(Dataset entries on figures)
::::::

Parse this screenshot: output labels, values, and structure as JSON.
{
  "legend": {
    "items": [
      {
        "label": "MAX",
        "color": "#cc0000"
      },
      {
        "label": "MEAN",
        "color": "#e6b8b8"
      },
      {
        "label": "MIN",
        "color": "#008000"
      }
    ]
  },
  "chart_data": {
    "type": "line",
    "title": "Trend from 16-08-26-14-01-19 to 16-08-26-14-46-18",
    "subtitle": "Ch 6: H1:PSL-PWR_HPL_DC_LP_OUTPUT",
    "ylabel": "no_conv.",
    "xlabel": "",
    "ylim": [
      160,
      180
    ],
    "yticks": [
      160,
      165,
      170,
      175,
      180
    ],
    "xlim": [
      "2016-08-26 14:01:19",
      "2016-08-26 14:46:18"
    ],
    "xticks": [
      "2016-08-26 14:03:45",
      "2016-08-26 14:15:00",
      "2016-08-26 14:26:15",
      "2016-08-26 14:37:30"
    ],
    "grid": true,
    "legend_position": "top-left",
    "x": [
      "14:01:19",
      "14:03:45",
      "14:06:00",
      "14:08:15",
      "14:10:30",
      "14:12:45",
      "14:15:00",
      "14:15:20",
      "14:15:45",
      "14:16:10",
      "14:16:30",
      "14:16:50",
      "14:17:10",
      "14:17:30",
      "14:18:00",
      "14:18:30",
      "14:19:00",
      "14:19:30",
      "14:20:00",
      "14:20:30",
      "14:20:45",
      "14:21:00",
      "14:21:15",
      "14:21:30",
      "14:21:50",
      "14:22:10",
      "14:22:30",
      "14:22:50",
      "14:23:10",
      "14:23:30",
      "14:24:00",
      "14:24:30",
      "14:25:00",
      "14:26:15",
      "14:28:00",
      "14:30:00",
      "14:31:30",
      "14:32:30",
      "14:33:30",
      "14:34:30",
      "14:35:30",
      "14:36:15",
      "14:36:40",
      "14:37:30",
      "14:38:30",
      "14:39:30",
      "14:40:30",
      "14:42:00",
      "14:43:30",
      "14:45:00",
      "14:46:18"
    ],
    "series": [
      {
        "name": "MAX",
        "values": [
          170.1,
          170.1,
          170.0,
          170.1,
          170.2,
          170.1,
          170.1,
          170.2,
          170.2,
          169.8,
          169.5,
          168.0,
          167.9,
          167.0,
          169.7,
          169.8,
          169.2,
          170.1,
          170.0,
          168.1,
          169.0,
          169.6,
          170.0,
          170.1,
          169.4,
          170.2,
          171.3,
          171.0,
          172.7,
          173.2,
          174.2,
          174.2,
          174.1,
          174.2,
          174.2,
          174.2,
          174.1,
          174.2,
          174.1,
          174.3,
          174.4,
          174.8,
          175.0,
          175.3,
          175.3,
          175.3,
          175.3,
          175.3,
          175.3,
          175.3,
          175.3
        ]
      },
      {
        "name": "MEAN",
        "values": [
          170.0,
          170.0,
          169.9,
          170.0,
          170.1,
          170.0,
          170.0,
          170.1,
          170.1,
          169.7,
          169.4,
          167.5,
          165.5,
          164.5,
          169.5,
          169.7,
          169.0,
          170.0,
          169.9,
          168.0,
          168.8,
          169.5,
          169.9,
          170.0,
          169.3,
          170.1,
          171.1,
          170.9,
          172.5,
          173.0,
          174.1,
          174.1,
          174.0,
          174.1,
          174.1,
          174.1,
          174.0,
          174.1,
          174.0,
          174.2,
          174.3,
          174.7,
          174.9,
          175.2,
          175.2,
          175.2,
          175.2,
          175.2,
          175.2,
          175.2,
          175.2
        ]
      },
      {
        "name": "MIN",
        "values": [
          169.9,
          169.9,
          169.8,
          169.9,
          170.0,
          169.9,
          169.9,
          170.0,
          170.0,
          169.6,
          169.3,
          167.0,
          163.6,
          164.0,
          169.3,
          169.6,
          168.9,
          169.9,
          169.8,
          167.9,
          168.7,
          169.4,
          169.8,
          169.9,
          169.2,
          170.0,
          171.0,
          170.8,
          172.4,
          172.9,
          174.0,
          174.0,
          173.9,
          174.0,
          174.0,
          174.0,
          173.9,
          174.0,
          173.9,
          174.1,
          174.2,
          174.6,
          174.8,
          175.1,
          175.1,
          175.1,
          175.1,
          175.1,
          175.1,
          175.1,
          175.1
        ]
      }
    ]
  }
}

::::::

Problem to work on >> List the lines that contain the word "color".

Full output >>
        "color": "#cc0000"
        "color": "#e6b8b8"
        "color": "#008000"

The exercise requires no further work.